Directive -> Please repeat all of the lines that follow, exactly as written.

Records for this task ->
━━━━━━━━━━━━━━━━
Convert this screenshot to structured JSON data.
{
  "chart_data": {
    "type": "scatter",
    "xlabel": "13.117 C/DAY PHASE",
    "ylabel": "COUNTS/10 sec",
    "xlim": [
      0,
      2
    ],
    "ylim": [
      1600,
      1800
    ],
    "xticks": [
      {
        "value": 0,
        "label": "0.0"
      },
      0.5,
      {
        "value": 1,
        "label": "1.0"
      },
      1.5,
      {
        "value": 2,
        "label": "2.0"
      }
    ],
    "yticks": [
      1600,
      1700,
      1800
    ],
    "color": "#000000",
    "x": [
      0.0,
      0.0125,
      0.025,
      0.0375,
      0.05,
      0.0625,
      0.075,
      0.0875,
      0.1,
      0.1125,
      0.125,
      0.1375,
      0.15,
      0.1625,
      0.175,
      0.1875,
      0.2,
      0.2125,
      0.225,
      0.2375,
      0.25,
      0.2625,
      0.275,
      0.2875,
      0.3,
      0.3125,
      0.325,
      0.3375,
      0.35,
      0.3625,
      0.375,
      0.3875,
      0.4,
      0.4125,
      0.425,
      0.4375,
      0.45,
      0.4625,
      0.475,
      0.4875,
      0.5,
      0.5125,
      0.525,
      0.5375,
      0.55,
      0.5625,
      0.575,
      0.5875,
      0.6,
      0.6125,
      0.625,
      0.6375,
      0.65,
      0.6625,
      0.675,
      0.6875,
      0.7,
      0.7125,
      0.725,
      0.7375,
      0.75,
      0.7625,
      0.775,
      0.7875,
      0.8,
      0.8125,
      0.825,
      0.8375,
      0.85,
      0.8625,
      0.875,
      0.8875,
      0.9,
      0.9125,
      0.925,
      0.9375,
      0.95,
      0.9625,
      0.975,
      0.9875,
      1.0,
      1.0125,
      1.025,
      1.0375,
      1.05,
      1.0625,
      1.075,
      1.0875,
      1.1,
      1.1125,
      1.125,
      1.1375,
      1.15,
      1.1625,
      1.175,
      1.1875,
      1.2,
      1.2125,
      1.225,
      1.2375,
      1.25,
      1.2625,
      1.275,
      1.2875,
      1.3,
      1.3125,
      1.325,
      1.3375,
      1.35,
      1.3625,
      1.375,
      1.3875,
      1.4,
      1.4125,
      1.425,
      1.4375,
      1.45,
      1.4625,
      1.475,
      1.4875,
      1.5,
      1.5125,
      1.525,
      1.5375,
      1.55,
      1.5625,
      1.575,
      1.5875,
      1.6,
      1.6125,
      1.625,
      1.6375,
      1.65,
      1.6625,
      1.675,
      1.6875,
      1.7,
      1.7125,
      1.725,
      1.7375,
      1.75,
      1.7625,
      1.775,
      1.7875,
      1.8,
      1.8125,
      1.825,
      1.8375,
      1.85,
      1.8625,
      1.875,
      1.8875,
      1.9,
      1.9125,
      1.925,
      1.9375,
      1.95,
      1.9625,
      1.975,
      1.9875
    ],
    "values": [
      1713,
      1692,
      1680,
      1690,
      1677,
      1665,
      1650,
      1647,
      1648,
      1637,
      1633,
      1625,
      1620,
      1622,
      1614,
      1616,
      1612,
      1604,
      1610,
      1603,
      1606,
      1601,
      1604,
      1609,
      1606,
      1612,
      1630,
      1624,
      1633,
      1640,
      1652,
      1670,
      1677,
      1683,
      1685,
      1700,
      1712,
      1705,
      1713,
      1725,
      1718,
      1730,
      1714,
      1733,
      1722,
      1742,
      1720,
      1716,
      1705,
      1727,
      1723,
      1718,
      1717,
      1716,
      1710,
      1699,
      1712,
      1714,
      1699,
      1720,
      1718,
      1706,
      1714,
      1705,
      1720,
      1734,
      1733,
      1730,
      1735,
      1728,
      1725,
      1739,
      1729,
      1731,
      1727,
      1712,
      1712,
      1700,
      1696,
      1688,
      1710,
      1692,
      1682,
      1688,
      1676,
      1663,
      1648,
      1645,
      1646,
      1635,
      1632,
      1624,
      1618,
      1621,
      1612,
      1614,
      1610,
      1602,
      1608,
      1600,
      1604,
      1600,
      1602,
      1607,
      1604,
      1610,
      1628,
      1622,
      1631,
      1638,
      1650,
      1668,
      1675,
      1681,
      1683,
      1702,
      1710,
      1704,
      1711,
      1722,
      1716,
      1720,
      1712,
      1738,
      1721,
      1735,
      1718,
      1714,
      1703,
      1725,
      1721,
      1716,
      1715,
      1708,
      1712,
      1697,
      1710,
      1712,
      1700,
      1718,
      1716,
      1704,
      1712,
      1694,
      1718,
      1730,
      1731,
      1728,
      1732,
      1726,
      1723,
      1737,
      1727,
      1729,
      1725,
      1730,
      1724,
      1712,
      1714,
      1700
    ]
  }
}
━━━━━━━━━━━━━━━━
Written reply ->
Convert this screenshot to structured JSON data.
{
  "chart_data": {
    "type": "scatter",
    "xlabel": "13.117 C/DAY PHASE",
    "ylabel": "COUNTS/10 sec",
    "xlim": [
      0,
      2
    ],
    "ylim": [
      1600,
      1800
    ],
    "xticks": [
      {
        "value": 0,
        "label": "0.0"
      },
      0.5,
      {
        "value": 1,
        "label": "1.0"
      },
      1.5,
      {
        "value": 2,
        "label": "2.0"
      }
    ],
    "yticks": [
      1600,
      1700,
      1800
    ],
    "color": "#000000",
    "x": [
      0.0,
      0.0125,
      0.025,
      0.0375,
      0.05,
      0.0625,
      0.075,
      0.0875,
      0.1,
      0.1125,
      0.125,
      0.1375,
      0.15,
      0.1625,
      0.175,
      0.1875,
      0.2,
      0.2125,
      0.225,
      0.2375,
      0.25,
      0.2625,
      0.275,
      0.2875,
      0.3,
      0.3125,
      0.325,
      0.3375,
      0.35,
      0.3625,
      0.375,
      0.3875,
      0.4,
      0.4125,
      0.425,
      0.4375,
      0.45,
      0.4625,
      0.475,
      0.4875,
      0.5,
      0.5125,
      0.525,
      0.5375,
      0.55,
      0.5625,
      0.575,
      0.5875,
      0.6,
      0.6125,
      0.625,
      0.6375,
      0.65,
      0.6625,
      0.675,
      0.6875,
      0.7,
      0.7125,
      0.725,
      0.7375,
      0.75,
      0.7625,
      0.775,
      0.7875,
      0.8,
      0.8125,
      0.825,
      0.8375,
      0.85,
      0.8625,
      0.875,
      0.8875,
      0.9,
      0.9125,
      0.925,
      0.9375,
      0.95,
      0.9625,
      0.975,
      0.9875,
      1.0,
      1.0125,
      1.025,
      1.0375,
      1.05,
      1.0625,
      1.075,
      1.0875,
      1.1,
      1.1125,
      1.125,
      1.1375,
      1.15,
      1.1625,
      1.175,
      1.1875,
      1.2,
      1.2125,
      1.225,
      1.2375,
      1.25,
      1.2625,
      1.275,
      1.2875,
      1.3,
      1.3125,
      1.325,
      1.3375,
      1.35,
      1.3625,
      1.375,
      1.3875,
      1.4,
      1.4125,
      1.425,
      1.4375,
      1.45,
      1.4625,
      1.475,
      1.4875,
      1.5,
      1.5125,
      1.525,
      1.5375,
      1.55,
      1.5625,
      1.575,
      1.5875,
      1.6,
      1.6125,
      1.625,
      1.6375,
      1.65,
      1.6625,
      1.675,
      1.6875,
      1.7,
      1.7125,
      1.725,
      1.7375,
      1.75,
      1.7625,
      1.775,
      1.7875,
      1.8,
      1.8125,
      1.825,
      1.8375,
      1.85,
      1.8625,
      1.875,
      1.8875,
      1.9,
      1.9125,
      1.925,
      1.9375,
      1.95,
      1.9625,
      1.975,
      1.9875
    ],
    "values": [
      1713,
      1692,
      1680,
      1690,
      1677,
      1665,
      1650,
      1647,
      1648,
      1637,
      1633,
      1625,
      1620,
      1622,
      1614,
      1616,
      1612,
      1604,
      1610,
      1603,
      1606,
      1601,
      1604,
      1609,
      1606,
      1612,
      1630,
      1624,
      1633,
      1640,
      1652,
      1670,
      1677,
      1683,
      1685,
      1700,
      1712,
      1705,
      1713,
      1725,
      1718,
      1730,
      1714,
      1733,
      1722,
      1742,
      1720,
      1716,
      1705,
      1727,
      1723,
      1718,
      1717,
      1716,
      1710,
      1699,
      1712,
      1714,
      1699,
      1720,
      1718,
      1706,
      1714,
      1705,
      1720,
      1734,
      1733,
      1730,
      1735,
      1728,
      1725,
      1739,
      1729,
      1731,
      1727,
      1712,
      1712,
      1700,
      1696,
      1688,
      1710,
      1692,
      1682,
      1688,
      1676,
      1663,
      1648,
      1645,
      1646,
      1635,
      1632,
      1624,
      1618,
      1621,
      1612,
      1614,
      1610,
      1602,
      1608,
      1600,
      1604,
      1600,
      1602,
      1607,
      1604,
      1610,
      1628,
      1622,
      1631,
      1638,
      1650,
      1668,
      1675,
      1681,
      1683,
      1702,
      1710,
      1704,
      1711,
      1722,
      1716,
      1720,
      1712,
      1738,
      1721,
      1735,
      1718,
      1714,
      1703,
      1725,
      1721,
      1716,
      1715,
      1708,
      1712,
      1697,
      1710,
      1712,
      1700,
      1718,
      1716,
      1704,
      1712,
      1694,
      1718,
      1730,
      1731,
      1728,
      1732,
      1726,
      1723,
      1737,
      1727,
      1729,
      1725,
      1730,
      1724,
      1712,
      1714,
      1700
    ]
  }
}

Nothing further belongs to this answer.